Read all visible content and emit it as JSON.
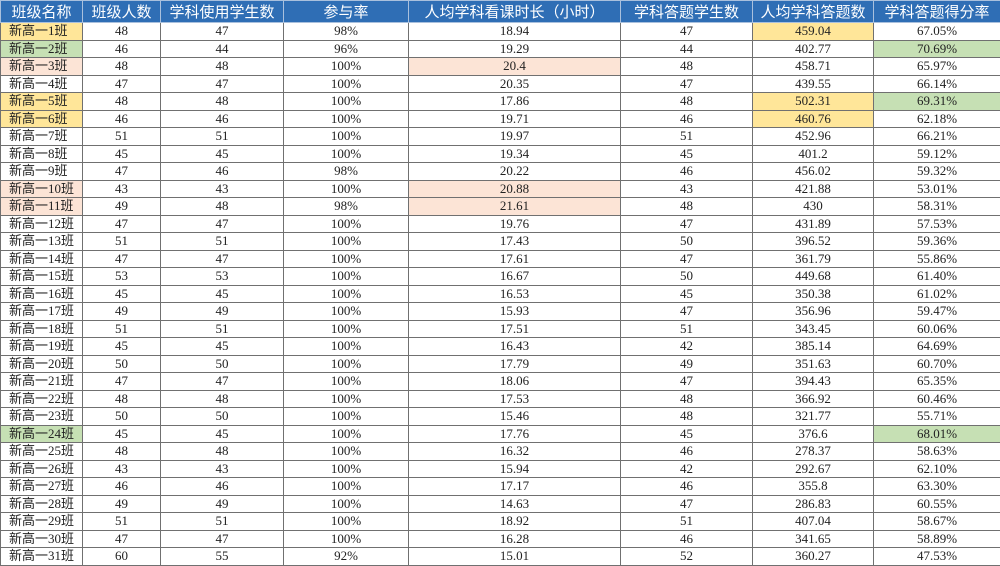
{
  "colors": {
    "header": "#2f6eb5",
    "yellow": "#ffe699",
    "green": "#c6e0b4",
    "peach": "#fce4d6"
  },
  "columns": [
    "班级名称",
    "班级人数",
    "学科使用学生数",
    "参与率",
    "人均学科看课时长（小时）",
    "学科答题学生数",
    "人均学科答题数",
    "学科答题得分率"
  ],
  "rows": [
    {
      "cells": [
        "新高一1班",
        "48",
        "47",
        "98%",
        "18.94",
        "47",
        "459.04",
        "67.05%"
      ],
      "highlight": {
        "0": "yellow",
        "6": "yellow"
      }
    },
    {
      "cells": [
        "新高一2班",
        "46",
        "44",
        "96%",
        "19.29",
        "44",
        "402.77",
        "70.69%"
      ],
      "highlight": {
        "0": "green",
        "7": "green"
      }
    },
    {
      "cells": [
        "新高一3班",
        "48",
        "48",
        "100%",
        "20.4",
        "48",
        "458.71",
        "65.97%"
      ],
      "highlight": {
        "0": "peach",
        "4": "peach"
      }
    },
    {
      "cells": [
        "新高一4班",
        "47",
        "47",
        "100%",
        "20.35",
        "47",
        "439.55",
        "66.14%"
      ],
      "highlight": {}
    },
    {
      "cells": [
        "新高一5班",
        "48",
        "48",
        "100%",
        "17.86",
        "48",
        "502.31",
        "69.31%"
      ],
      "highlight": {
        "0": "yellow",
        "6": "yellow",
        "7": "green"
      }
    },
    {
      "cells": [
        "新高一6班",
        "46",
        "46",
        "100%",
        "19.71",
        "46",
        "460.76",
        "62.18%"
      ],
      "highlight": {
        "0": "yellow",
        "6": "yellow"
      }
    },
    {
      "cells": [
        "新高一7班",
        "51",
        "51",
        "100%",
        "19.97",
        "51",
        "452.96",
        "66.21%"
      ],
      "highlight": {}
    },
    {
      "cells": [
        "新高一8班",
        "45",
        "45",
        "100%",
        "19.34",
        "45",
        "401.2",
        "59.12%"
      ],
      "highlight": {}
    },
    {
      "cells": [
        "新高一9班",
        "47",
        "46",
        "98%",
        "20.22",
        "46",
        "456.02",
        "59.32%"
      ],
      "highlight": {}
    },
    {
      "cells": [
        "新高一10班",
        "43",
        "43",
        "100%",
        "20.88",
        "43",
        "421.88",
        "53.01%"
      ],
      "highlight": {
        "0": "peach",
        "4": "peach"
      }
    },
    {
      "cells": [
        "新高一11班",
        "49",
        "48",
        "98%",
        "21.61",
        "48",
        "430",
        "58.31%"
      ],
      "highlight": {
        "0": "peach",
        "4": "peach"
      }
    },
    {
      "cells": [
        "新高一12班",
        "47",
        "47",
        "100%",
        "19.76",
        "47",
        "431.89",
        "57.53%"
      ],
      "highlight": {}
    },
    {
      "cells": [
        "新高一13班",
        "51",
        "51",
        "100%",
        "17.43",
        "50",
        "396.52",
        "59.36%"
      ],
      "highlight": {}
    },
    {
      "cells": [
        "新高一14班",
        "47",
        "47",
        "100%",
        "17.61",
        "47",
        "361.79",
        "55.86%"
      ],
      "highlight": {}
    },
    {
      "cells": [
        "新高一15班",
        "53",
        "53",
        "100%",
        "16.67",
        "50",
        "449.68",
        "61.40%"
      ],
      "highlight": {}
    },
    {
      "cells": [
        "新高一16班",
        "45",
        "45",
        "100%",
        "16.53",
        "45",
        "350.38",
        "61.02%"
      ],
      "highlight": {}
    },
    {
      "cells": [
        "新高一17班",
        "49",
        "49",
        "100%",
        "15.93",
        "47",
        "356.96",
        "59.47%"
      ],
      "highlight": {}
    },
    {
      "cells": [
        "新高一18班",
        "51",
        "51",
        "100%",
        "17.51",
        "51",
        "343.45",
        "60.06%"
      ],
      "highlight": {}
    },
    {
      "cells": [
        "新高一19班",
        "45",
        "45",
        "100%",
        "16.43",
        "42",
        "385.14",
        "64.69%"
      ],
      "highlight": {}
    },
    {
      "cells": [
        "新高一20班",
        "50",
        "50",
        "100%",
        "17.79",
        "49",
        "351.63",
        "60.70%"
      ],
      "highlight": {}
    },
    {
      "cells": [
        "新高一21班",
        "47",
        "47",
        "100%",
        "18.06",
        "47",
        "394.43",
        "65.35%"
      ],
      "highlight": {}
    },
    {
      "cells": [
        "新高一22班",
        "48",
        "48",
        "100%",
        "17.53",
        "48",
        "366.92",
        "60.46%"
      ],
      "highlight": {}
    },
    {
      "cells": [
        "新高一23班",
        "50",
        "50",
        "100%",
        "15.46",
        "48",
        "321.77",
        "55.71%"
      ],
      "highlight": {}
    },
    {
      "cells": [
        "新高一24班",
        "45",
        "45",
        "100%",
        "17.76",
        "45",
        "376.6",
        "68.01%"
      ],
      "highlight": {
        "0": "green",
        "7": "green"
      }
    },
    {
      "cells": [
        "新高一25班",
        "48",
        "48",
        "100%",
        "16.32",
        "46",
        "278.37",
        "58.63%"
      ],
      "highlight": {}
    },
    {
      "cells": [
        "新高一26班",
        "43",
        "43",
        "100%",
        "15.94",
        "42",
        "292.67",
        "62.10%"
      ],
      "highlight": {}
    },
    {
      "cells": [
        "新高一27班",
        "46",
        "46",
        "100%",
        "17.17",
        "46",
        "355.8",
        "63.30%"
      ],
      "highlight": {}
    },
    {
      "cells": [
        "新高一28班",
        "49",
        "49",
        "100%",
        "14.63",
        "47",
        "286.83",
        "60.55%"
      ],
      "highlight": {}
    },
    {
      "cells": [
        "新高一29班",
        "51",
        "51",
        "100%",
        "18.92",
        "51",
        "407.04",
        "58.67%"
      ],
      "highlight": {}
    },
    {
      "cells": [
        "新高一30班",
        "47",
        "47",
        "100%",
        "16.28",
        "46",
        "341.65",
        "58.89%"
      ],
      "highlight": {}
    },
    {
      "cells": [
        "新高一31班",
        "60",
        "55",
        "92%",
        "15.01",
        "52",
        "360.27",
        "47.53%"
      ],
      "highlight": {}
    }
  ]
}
* * *
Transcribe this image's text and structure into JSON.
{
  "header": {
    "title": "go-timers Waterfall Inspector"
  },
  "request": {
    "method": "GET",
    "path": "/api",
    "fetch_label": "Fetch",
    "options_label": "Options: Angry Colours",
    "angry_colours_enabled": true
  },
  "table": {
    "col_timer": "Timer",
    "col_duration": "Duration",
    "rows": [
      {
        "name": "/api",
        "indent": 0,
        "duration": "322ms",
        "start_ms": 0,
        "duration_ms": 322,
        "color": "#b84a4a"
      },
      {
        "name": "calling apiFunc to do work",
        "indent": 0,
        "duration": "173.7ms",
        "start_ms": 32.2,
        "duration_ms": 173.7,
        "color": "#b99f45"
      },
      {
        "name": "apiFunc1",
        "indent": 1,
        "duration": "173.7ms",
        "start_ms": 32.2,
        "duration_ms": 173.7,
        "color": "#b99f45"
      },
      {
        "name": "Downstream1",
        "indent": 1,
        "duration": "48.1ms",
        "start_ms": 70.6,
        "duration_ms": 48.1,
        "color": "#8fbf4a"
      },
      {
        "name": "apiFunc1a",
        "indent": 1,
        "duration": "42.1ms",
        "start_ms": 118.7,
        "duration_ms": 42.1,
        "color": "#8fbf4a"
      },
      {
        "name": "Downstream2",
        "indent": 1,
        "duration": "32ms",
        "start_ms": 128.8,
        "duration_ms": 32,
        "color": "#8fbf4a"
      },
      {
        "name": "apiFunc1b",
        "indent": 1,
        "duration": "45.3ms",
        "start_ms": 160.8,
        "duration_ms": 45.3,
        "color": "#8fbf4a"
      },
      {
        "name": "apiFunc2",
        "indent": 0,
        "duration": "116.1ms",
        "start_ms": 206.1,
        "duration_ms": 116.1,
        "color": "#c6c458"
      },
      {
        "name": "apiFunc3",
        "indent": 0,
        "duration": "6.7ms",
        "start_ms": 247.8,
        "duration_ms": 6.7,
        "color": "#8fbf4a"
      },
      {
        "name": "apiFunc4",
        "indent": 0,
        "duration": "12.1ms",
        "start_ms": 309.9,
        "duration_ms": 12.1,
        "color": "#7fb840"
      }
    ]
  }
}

GOAL: Select every line above that contains the word "JSON", and copy it.

ANSWER IN FULL:
Read all visible content and emit it as JSON.
Transcribe this image's text and structure into JSON.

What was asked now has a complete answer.